# Document extract:
---------------


    • Thanks to everybody for the positive feedback! Sue, Laura has told me you ask about me, thank you for your concern andd interest and for all thee well wishes! I really hope that this article gets even one person to sign their donar card!

      • Hey Ashley, I dont know if you remember your years at Eglinton P.S. but its me Yalda. Me and the girls always talk about you and we’ve been wondering what became of you. I was so happy when I found this article I knew it had to be you. I dont know if your going to check this as you posted that reply a year ago. But we would love to see you and catch up. Let me know if you get this and we can take it from there.
        Your old friend
        Yalda

        • Yaldah? I’m Ashley’s mom. I think I remember you.

  10. In 1969, when I was 8 years old, I lost my best friend to CF. I have been waiting and praying for the medical advances that will bring a complete cure for this disease. After 40 years of praying I have not given up. I will not stop now. Ashley, you are on my list.

  11. It is wonderful to hear that CF patients are living longer with new treatments. My cousin Steve, had CF, died 15 years ago. Lung transplants were in their infancy back then. Unfortunelty he wasn't a candidate either. My heart to goes out to families that struggle with the disease. News articles like this keep the need for funding on society's mind. So Ashley thank you for giving all that you have for CF patients, it can't be easy to have the disease and expose your life to the public.

---------------

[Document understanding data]
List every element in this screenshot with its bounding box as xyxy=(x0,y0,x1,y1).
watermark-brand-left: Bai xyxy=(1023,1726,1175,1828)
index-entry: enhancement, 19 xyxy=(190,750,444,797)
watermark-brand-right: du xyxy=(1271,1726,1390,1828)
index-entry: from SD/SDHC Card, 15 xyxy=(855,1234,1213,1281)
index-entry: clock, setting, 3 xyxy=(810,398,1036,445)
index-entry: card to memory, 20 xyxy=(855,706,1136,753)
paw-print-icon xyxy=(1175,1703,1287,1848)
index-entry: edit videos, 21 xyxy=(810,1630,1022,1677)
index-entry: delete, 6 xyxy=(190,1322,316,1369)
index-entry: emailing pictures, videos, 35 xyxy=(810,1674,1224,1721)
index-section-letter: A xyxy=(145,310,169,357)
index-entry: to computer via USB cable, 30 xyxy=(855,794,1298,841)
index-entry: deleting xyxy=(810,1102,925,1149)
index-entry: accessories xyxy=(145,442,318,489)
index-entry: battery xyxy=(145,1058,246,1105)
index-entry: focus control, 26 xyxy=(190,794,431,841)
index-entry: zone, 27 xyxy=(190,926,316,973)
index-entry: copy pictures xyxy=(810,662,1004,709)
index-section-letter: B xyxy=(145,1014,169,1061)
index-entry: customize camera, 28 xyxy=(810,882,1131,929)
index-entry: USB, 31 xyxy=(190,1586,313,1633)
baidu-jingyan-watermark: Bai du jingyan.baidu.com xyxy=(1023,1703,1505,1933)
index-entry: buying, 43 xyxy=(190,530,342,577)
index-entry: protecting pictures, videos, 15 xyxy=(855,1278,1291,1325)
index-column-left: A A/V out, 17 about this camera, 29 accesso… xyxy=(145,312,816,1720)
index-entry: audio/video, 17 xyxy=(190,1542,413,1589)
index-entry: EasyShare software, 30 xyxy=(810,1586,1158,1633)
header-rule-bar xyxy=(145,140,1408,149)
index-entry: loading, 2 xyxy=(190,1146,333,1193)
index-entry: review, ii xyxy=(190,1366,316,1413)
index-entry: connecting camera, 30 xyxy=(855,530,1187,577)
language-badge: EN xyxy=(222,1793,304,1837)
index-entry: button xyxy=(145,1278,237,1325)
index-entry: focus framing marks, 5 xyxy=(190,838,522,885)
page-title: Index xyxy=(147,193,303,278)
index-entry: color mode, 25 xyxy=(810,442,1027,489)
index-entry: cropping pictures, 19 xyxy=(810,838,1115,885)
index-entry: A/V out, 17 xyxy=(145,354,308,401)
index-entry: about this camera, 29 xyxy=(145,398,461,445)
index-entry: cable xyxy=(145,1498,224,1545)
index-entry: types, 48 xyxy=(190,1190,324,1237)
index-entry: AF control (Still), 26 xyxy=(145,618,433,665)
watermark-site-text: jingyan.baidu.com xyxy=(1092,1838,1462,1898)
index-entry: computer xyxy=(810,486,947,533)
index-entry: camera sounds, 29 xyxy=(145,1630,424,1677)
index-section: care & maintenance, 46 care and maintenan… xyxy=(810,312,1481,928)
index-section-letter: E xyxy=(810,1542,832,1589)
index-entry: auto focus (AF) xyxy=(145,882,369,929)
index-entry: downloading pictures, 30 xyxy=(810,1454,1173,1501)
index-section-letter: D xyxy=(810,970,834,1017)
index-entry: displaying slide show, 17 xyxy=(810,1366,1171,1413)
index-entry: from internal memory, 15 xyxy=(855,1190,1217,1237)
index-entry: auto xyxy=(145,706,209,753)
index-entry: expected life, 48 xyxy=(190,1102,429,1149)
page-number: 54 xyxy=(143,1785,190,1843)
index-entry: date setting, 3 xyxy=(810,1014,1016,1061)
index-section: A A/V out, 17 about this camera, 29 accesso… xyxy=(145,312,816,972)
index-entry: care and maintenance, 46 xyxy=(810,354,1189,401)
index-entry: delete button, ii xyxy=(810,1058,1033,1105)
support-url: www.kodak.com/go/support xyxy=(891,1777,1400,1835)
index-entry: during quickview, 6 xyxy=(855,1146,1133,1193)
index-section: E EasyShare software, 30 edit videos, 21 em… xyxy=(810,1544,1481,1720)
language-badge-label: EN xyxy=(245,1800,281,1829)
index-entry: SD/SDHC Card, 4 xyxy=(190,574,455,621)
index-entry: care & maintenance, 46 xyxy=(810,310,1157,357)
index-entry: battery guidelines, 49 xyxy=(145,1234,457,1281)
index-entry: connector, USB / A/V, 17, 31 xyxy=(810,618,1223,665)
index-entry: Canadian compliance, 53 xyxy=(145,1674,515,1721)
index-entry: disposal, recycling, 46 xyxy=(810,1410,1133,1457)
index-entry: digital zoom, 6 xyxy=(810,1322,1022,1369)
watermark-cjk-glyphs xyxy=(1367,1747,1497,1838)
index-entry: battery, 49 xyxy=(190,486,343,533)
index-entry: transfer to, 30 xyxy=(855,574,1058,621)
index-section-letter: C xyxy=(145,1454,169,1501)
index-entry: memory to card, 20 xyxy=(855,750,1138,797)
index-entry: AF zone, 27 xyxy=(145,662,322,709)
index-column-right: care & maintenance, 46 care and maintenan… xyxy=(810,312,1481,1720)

---------------

# Instructions for the task:
Rewrite the reader comments from "Your old friend" to "on my list.", putting "hoping" wherever "praying" appears.

# Expected answer:
Your old friend
        Yalda

        • Yaldah? I’m Ashley’s mom. I think I remember you.

  10. In 1969, when I was 8 years old, I lost my best friend to CF. I have been waiting and hoping for the medical advances that will bring a complete cure for this disease. After 40 years of hoping I have not given up. I will not stop now. Ashley, you are on my list.